BRIEF: Of the lines in the listing below, how many hold "time"? Answer with the number only.

A run of records:
* start *

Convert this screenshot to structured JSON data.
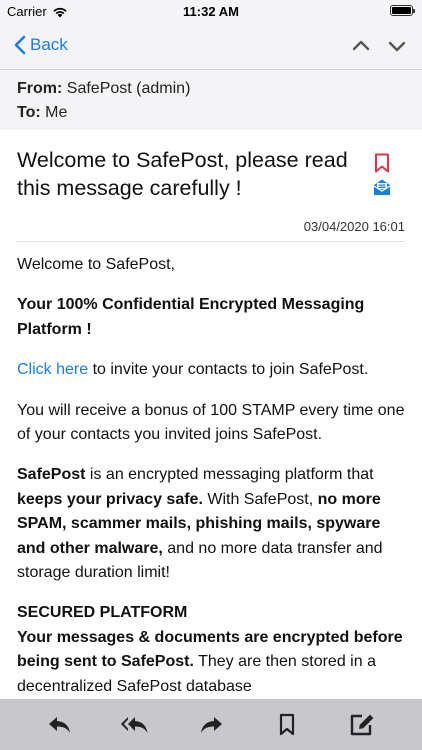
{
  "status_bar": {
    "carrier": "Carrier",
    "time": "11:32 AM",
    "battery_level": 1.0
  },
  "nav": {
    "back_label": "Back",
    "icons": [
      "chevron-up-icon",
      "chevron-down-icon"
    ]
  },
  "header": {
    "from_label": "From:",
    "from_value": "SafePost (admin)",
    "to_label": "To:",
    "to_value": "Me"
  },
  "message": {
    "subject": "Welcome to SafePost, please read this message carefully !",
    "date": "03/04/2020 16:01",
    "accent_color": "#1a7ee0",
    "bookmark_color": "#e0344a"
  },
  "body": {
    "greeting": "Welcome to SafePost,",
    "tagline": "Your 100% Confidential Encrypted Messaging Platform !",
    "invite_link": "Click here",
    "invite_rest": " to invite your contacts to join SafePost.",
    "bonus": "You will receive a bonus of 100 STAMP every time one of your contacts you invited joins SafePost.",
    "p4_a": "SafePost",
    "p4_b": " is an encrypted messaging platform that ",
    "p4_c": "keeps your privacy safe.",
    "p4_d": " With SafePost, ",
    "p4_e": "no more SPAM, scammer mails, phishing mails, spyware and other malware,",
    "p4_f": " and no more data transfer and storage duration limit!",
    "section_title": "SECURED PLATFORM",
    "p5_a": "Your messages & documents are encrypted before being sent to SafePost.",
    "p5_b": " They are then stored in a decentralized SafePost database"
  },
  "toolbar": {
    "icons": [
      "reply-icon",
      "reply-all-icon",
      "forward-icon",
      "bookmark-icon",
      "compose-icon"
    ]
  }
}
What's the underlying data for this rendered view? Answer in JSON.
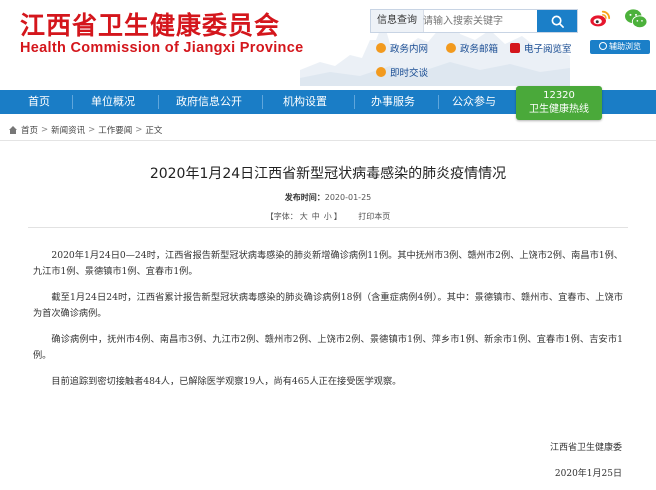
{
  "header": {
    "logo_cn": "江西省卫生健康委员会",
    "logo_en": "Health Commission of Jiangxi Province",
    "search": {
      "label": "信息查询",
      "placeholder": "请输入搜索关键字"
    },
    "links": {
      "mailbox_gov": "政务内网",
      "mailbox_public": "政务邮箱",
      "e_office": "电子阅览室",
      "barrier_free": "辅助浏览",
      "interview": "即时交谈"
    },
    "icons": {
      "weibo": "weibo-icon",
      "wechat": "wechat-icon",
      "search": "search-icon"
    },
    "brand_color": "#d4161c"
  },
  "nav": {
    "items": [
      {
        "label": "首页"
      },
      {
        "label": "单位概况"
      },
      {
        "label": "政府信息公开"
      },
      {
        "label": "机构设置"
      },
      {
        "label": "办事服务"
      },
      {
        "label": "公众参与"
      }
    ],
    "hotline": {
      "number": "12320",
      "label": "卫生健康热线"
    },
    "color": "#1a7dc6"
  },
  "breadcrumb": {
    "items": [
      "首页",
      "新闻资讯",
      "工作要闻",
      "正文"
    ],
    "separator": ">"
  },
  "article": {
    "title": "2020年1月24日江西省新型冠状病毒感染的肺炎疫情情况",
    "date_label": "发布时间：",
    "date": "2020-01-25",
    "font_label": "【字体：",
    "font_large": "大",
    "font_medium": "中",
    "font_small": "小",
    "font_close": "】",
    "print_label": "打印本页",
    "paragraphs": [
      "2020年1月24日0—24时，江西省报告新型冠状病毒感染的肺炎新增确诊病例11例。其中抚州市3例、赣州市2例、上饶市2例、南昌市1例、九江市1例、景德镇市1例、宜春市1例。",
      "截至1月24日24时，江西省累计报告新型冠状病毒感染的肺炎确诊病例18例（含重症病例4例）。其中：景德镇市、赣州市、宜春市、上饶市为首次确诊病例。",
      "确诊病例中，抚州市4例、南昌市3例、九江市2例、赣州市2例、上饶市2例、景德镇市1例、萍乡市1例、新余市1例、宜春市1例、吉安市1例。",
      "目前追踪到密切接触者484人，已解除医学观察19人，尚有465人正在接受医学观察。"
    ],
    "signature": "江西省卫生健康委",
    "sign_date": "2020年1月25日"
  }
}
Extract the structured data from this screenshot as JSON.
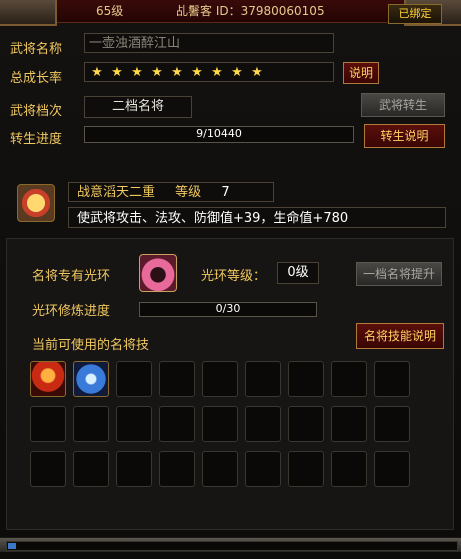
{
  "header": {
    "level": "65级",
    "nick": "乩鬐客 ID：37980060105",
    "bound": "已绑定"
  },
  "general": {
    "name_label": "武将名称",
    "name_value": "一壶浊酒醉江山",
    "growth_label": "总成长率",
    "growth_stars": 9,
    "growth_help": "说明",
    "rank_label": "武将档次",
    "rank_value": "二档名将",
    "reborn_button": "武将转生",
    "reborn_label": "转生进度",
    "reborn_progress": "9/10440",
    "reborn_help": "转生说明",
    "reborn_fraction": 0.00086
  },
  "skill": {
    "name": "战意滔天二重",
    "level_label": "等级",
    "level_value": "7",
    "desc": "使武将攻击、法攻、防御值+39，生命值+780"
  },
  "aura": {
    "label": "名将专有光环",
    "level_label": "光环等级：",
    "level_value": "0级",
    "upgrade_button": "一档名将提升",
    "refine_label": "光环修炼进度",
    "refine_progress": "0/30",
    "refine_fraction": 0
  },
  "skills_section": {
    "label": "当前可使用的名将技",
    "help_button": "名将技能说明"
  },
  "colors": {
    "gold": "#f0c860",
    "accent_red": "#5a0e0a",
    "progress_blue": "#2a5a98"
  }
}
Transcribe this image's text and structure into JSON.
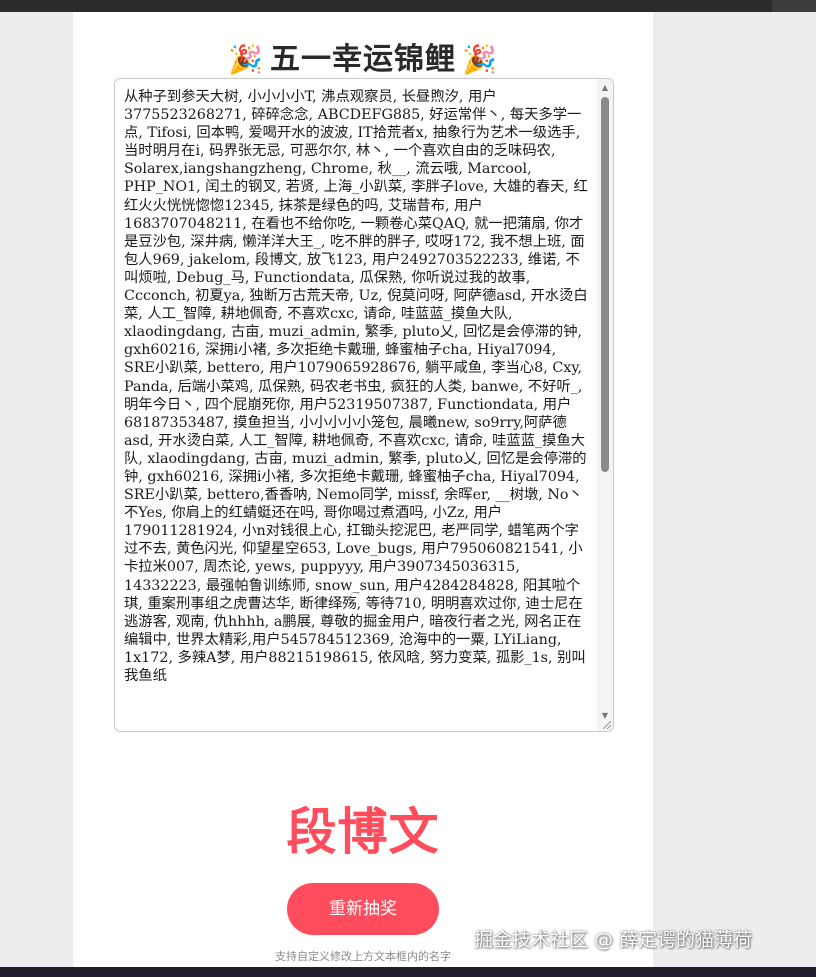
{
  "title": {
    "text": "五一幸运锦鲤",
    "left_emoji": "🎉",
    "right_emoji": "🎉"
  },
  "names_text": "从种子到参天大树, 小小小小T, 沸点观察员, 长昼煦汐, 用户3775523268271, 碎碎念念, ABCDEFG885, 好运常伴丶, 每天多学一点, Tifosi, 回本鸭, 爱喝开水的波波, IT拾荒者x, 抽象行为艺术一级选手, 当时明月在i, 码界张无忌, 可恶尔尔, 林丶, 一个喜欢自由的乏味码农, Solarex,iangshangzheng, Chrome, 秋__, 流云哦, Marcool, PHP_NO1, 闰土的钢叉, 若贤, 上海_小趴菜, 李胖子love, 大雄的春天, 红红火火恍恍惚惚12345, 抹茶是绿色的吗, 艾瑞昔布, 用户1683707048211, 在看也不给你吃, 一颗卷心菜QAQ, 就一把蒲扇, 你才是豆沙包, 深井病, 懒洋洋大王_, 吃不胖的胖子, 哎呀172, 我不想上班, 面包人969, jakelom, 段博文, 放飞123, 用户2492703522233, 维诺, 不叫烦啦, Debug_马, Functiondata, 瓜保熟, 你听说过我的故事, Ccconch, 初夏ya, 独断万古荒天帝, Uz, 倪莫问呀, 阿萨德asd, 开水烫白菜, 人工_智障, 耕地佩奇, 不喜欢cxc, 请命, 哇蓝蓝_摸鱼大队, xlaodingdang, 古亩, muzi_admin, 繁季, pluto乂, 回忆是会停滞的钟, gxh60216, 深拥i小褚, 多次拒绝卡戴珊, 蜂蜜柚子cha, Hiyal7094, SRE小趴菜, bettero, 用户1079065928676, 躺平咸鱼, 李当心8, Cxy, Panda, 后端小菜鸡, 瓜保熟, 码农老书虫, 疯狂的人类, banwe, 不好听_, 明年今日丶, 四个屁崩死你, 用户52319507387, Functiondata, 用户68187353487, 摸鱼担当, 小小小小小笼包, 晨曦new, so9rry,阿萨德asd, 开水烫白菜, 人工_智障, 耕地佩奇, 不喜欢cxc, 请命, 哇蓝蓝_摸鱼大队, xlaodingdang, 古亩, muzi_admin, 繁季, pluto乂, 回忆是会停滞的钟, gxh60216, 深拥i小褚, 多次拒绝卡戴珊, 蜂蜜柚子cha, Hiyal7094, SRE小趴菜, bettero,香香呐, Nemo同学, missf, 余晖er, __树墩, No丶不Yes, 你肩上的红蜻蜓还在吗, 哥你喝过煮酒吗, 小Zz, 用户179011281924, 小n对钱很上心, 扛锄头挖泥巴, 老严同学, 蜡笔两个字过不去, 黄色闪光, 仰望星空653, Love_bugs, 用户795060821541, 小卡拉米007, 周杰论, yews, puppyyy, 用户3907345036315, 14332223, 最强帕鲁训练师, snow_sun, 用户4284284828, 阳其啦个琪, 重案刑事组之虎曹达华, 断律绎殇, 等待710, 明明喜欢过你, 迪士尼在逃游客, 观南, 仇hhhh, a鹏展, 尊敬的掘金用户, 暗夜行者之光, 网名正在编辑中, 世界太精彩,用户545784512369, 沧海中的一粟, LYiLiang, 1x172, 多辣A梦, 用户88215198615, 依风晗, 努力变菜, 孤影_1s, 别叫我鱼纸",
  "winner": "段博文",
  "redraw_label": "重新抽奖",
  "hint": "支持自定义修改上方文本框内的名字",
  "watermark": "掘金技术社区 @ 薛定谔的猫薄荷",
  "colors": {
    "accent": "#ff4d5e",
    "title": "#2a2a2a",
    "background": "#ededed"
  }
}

* end *

RIGHT ANSWER: 2